## WHAT TO DO
Extract all lines that hold the string "ноябрь".

Collection entries
################

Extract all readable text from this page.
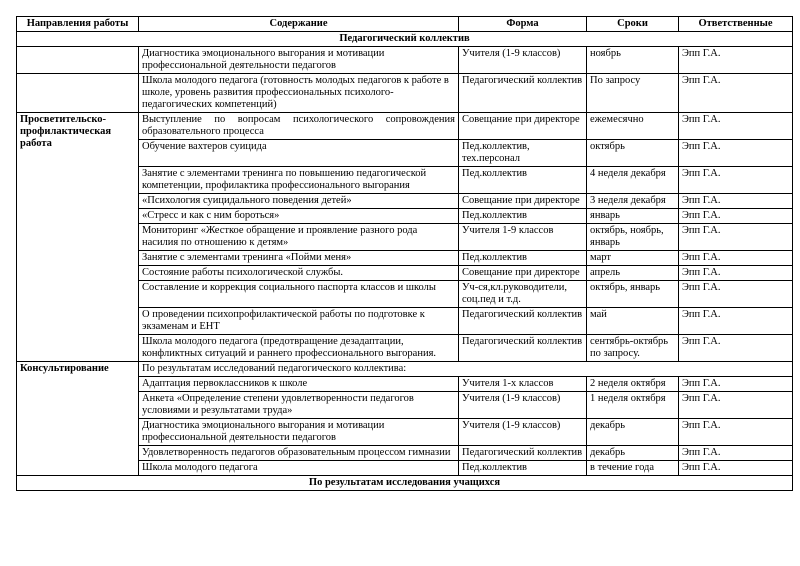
Направления работы	Содержание	Форма	Сроки	Ответственные
Педагогический коллектив				
	Диагностика эмоционального выгорания и мотивации профессиональной деятельности педагогов	Учителя (1-9 классов)	ноябрь	Эпп Г.А.
	Школа молодого педагога (готовность молодых педагогов к работе в школе, уровень развития профессиональных психолого-педагогических компетенций)	Педагогический коллектив	По запросу	Эпп Г.А.
Просветительско-профилактическая работа	Выступление по вопросам психологического сопровождения образовательного процесса	Совещание при директоре	ежемесячно	Эпп Г.А.
	Обучение вахтеров суицида	Пед.коллектив, тех.персонал	октябрь	Эпп Г.А.
	Занятие с элементами тренинга по повышению педагогической компетенции, профилактика профессионального выгорания	Пед.коллектив	4 неделя декабря	Эпп Г.А.
	«Психология суицидального поведения детей»	Совещание при директоре	3 неделя декабря	Эпп Г.А.
	«Стресс и как с ним бороться»	Пед.коллектив	январь	Эпп Г.А.
	Мониторинг «Жесткое обращение и проявление разного рода насилия по отношению к детям»	Учителя 1-9 классов	октябрь, ноябрь, январь	Эпп Г.А.
	Занятие с элементами тренинга «Пойми меня»	Пед.коллектив	март	Эпп Г.А.
	Состояние работы психологической службы.	Совещание при директоре	апрель	Эпп Г.А.
	Составление и коррекция социального паспорта классов и школы	Уч-ся,кл.руководители, соц.пед и т.д.	октябрь, январь	Эпп Г.А.
	О проведении психопрофилактической работы по подготовке к экзаменам и ЕНТ	Педагогический коллектив	май	Эпп Г.А.
	Школа молодого педагога (предотвращение дезадаптации, конфликтных ситуаций и раннего профессионального выгорания.	Педагогический коллектив	сентябрь-октябрь по запросу.	Эпп Г.А.
Консультирование	По результатам исследований педагогического коллектива:			
	Адаптация первоклассников к школе	Учителя 1-х классов	2 неделя октября	Эпп Г.А.
	Анкета «Определение степени удовлетворенности педагогов условиями и результатами труда»	Учителя (1-9 классов)	1 неделя октября	Эпп Г.А.
	Диагностика эмоционального выгорания и мотивации профессиональной деятельности педагогов	Учителя (1-9 классов)	декабрь	Эпп Г.А.
	Удовлетворенность педагогов образовательным процессом гимназии	Педагогический коллектив	декабрь	Эпп Г.А.
	Школа молодого педагога	Пед.коллектив	в течение года	Эпп Г.А.
По результатам исследования учащихся				
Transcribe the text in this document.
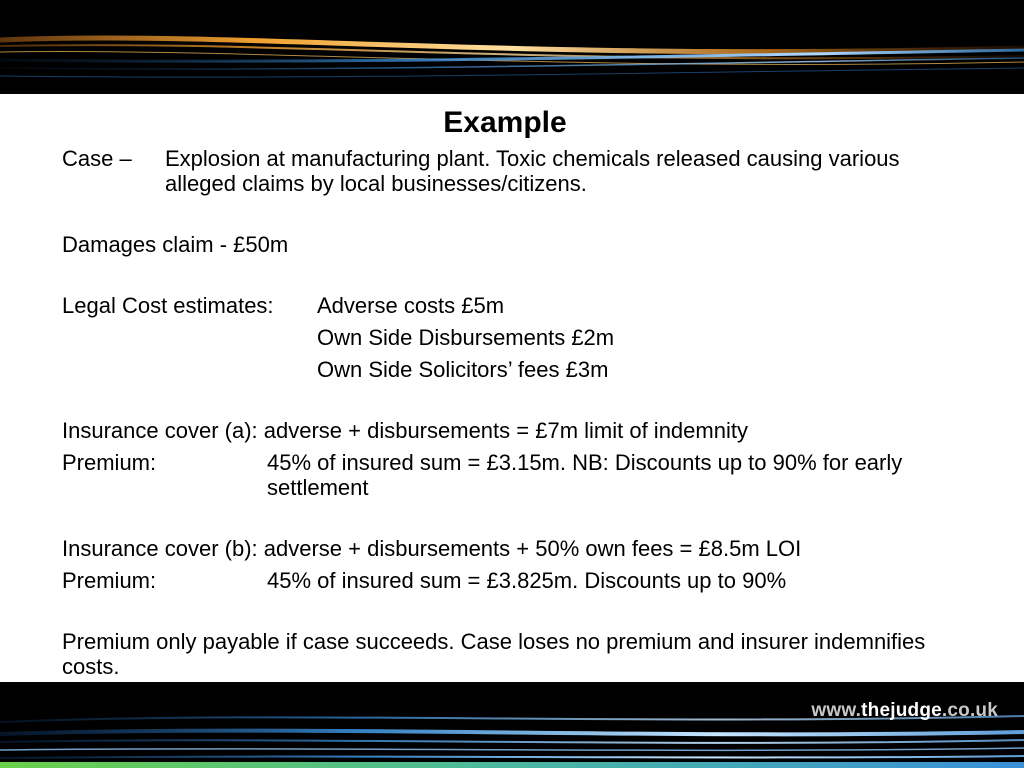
Example
Case –	Explosion at manufacturing plant. Toxic chemicals released causing various alleged claims by local businesses/citizens.
Damages claim - £50m
Legal Cost estimates:	Adverse costs £5m
Own Side Disbursements £2m
Own Side Solicitors’ fees £3m
Insurance cover (a): adverse + disbursements = £7m limit of indemnity
Premium:	45% of insured sum = £3.15m. NB: Discounts up to 90% for early settlement
Insurance cover (b): adverse + disbursements + 50% own fees = £8.5m LOI
Premium:	45% of insured sum = £3.825m. Discounts up to 90%
Premium only payable if case succeeds. Case loses no premium and insurer indemnifies costs.
www.thejudge.co.uk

################

## RESULT
	Диагностика эмоционального выгорания и мотивации профессиональной деятельности педагогов	Учителя (1-9 классов)	ноябрь	Эпп Г.А.
	Мониторинг «Жесткое обращение и проявление разного рода насилия по отношению к детям»	Учителя 1-9 классов	октябрь, ноябрь, январь	Эпп Г.А.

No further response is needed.